Data records
+---+
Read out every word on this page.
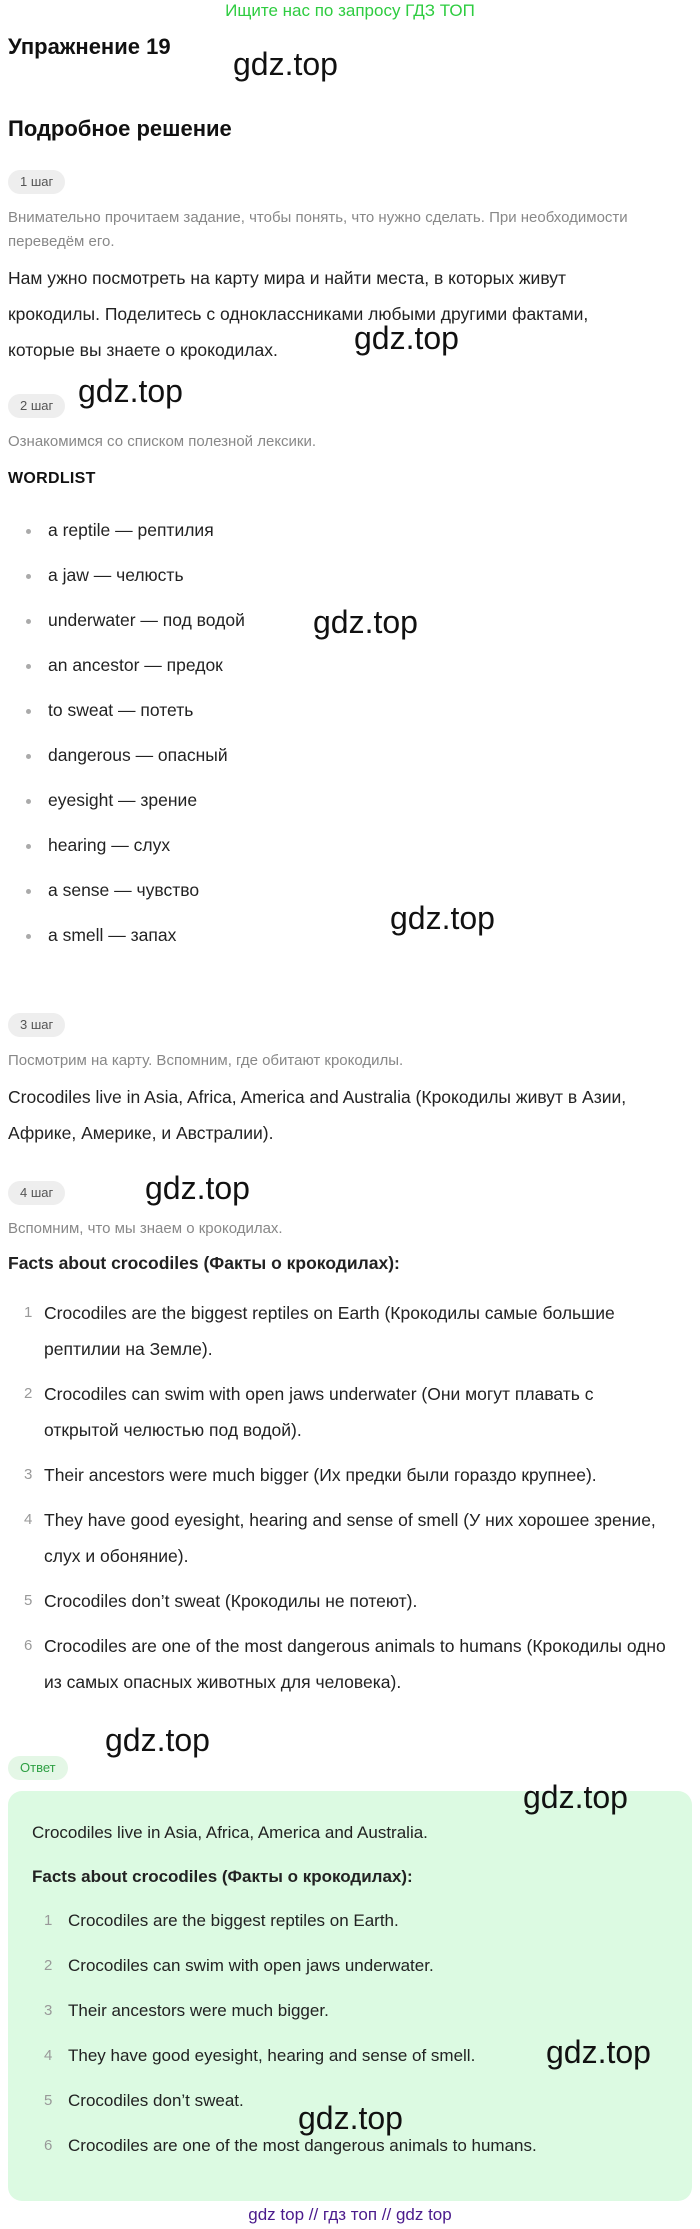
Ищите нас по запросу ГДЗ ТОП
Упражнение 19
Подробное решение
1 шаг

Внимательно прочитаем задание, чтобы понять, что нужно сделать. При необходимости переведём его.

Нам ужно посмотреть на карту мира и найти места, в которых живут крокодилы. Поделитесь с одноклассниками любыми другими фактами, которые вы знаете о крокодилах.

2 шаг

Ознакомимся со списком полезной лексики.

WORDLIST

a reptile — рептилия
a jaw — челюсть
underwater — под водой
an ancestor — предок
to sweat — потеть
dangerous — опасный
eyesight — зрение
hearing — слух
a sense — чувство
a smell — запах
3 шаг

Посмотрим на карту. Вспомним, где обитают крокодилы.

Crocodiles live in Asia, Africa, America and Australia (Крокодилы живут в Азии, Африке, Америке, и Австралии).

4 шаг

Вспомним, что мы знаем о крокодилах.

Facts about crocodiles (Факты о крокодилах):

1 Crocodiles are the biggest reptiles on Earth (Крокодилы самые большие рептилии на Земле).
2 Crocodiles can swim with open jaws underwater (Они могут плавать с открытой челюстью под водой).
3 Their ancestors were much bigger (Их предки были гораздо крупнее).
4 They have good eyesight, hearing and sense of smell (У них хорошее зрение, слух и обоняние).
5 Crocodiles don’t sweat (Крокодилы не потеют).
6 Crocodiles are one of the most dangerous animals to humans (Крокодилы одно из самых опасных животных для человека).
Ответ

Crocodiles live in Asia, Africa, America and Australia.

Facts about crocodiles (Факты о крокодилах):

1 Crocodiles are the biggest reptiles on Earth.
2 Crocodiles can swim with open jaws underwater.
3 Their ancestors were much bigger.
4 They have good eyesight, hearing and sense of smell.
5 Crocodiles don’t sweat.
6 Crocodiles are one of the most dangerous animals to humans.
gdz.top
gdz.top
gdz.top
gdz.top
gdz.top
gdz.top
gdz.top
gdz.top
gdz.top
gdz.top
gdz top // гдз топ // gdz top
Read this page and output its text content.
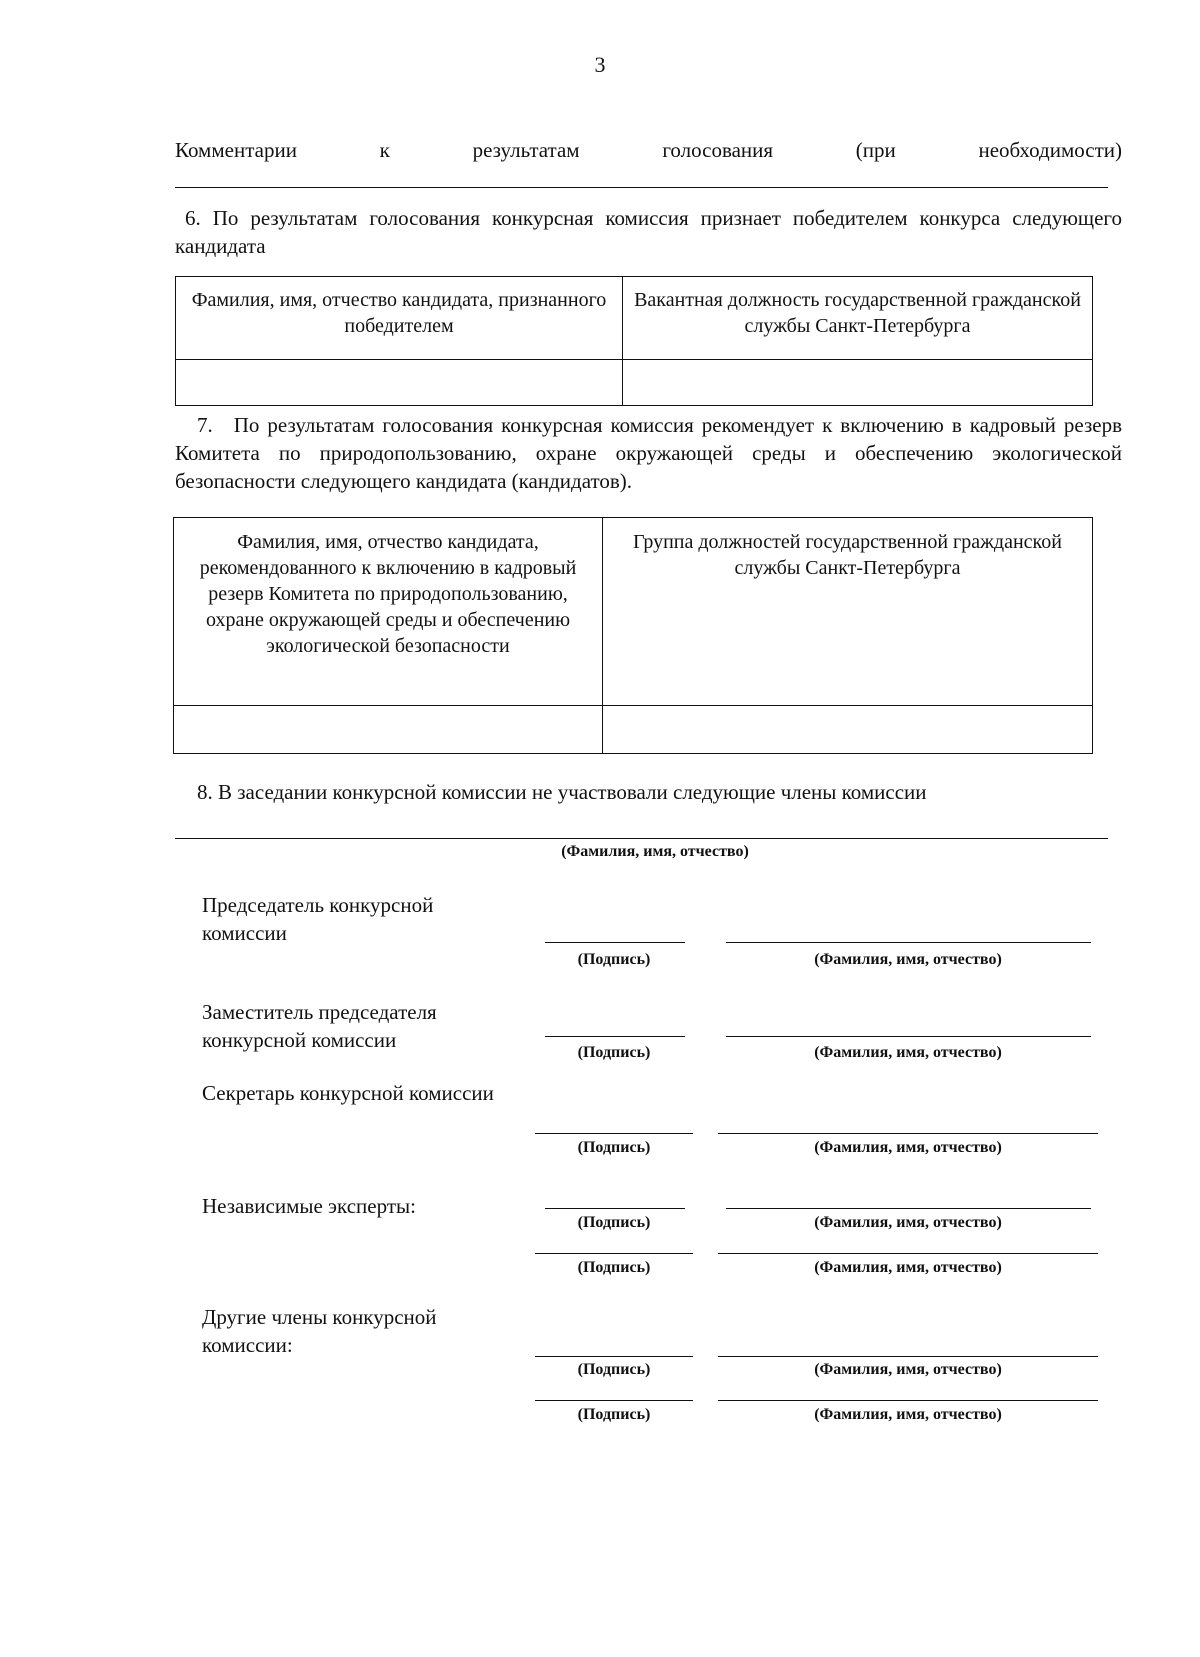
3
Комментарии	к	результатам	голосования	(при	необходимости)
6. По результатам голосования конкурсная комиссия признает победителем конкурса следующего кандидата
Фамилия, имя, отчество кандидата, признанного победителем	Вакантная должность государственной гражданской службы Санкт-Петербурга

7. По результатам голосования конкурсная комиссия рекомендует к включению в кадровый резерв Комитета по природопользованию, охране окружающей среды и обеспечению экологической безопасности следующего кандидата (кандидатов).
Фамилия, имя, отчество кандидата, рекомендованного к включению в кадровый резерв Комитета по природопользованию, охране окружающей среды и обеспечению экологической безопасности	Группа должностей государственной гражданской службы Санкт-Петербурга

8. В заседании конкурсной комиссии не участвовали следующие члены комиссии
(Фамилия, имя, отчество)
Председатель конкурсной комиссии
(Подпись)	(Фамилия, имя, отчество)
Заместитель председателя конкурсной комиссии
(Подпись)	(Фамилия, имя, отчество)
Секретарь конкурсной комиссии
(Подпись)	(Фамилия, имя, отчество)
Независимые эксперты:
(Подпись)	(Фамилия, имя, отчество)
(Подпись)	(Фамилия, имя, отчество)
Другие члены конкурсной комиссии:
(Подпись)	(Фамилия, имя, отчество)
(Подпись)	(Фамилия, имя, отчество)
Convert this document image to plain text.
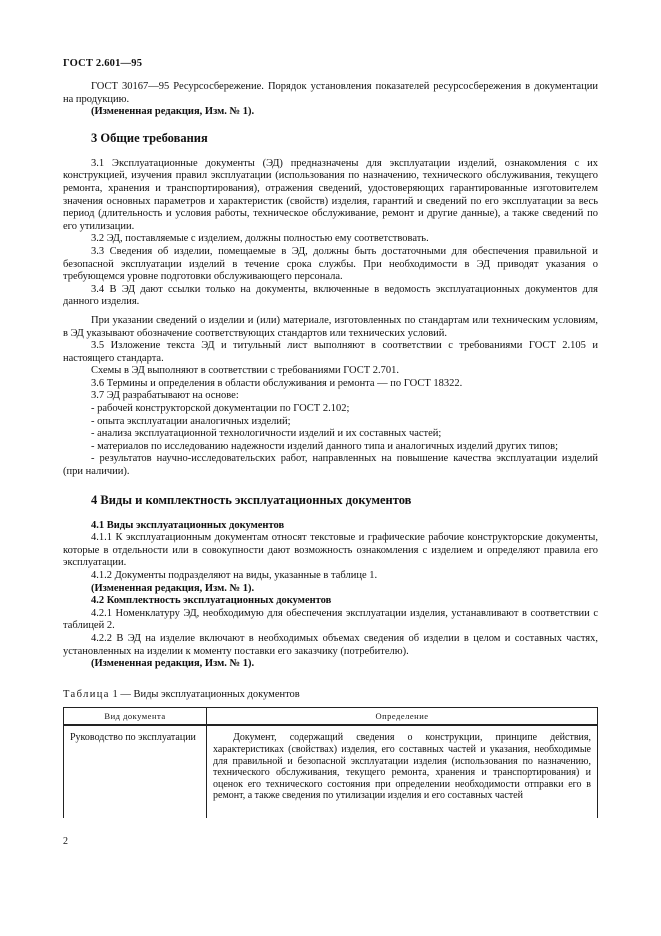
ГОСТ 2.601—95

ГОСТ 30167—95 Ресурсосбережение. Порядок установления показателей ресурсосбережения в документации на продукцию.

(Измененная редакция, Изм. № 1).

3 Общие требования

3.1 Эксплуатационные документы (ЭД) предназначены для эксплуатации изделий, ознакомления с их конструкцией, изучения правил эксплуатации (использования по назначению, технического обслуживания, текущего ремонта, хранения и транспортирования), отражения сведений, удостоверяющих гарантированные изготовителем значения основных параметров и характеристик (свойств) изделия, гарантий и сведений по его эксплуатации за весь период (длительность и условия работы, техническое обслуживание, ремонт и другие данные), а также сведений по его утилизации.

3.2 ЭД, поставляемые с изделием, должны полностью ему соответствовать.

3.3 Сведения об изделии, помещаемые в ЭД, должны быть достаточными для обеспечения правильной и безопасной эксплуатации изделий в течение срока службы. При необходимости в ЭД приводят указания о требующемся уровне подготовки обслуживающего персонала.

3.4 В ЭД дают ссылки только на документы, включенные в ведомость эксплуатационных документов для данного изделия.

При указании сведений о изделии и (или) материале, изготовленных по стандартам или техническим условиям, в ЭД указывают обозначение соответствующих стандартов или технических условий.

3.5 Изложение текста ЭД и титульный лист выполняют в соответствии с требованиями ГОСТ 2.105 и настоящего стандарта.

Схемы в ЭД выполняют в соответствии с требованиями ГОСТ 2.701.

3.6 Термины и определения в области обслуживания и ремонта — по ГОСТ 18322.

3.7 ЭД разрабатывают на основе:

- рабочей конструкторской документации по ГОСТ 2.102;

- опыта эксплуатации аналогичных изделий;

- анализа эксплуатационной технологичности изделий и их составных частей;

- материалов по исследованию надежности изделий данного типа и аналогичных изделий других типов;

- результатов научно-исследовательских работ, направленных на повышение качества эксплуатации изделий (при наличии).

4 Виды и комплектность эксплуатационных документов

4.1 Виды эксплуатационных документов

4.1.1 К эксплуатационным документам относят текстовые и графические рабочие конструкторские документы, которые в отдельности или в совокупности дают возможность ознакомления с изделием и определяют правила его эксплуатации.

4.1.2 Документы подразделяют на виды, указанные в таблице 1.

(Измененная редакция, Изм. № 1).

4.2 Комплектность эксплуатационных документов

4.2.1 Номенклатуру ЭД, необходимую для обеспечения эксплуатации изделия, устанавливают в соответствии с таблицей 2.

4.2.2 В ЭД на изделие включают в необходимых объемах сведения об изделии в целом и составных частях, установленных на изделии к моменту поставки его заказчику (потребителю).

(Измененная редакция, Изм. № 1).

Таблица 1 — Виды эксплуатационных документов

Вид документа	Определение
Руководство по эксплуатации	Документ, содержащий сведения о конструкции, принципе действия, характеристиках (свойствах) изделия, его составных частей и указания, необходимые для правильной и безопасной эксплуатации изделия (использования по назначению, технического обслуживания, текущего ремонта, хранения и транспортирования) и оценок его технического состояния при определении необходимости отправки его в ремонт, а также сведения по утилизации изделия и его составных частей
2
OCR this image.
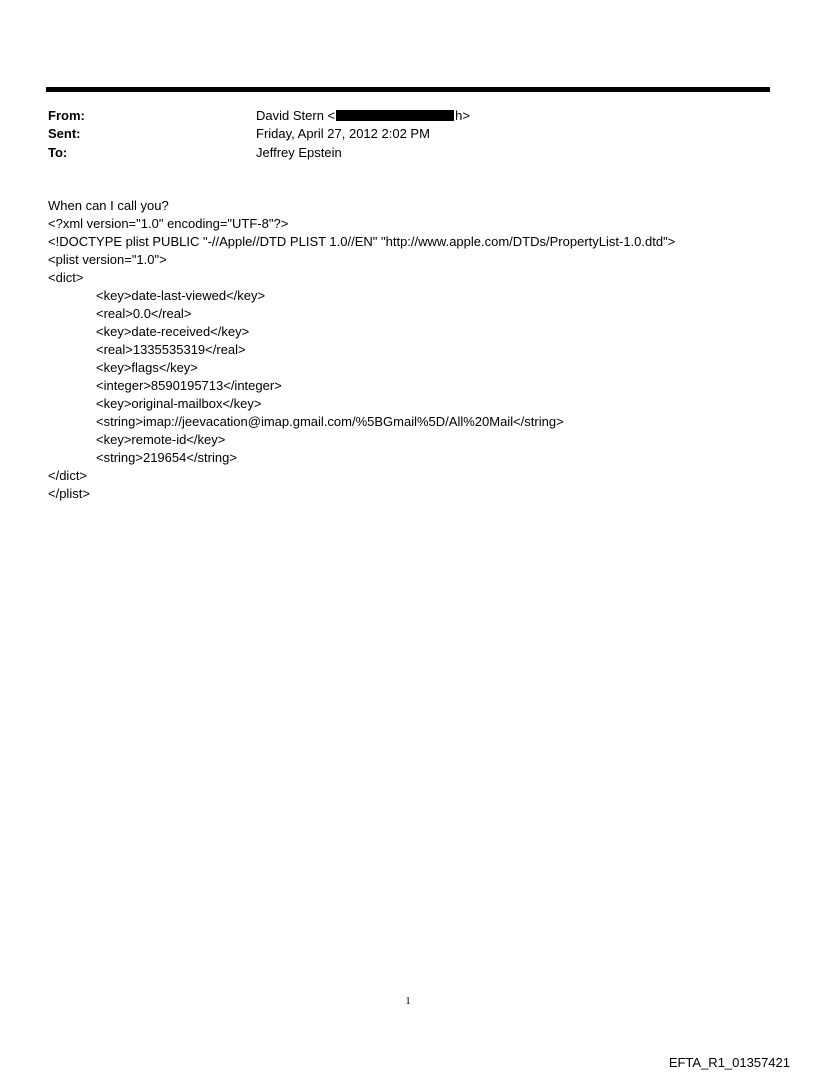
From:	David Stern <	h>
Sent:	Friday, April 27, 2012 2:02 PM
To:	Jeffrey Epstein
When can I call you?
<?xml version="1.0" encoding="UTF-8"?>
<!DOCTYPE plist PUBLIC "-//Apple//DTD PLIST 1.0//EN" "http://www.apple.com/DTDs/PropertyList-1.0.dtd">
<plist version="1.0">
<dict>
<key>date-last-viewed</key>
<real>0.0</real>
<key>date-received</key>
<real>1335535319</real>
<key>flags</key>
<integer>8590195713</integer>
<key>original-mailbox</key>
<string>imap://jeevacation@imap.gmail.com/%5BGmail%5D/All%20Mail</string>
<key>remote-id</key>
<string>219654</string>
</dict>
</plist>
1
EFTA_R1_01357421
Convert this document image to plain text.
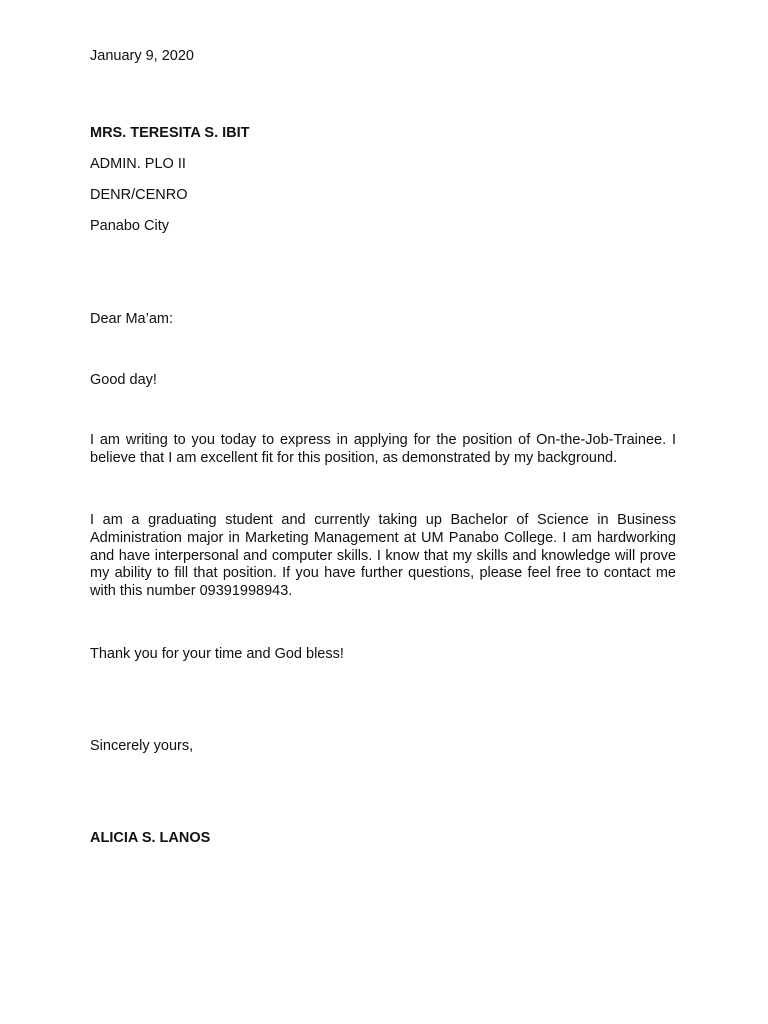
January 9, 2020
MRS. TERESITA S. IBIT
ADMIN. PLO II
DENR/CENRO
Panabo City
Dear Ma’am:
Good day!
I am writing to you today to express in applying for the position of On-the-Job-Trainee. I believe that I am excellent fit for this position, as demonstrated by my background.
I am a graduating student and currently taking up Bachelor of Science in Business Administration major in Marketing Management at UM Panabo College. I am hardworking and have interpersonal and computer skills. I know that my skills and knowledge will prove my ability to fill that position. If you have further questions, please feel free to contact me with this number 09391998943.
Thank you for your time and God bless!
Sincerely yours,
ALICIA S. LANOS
+---+
▶ Task objective
Go through the entries and return each line where the word "назначению" appears.

▶ Full response
3.1 Эксплуатационные документы (ЭД) предназначены для эксплуатации изделий, ознакомления с их конструкцией, изучения правил эксплуатации (использования по назначению, технического обслуживания, текущего ремонта, хранения и транспортирования), отражения сведений, удостоверяющих гарантированные изготовителем значения основных параметров и характеристик (свойств) изделия, гарантий и сведений по его эксплуатации за весь период (длительность и условия работы, техническое обслуживание, ремонт и другие данные), а также сведений по его утилизации.
Руководство по эксплуатации	Документ, содержащий сведения о конструкции, принципе действия, характеристиках (свойствах) изделия, его составных частей и указания, необходимые для правильной и безопасной эксплуатации изделия (использования по назначению, технического обслуживания, текущего ремонта, хранения и транспортирования) и оценок его технического состояния при определении необходимости отправки его в ремонт, а также сведения по утилизации изделия и его составных частей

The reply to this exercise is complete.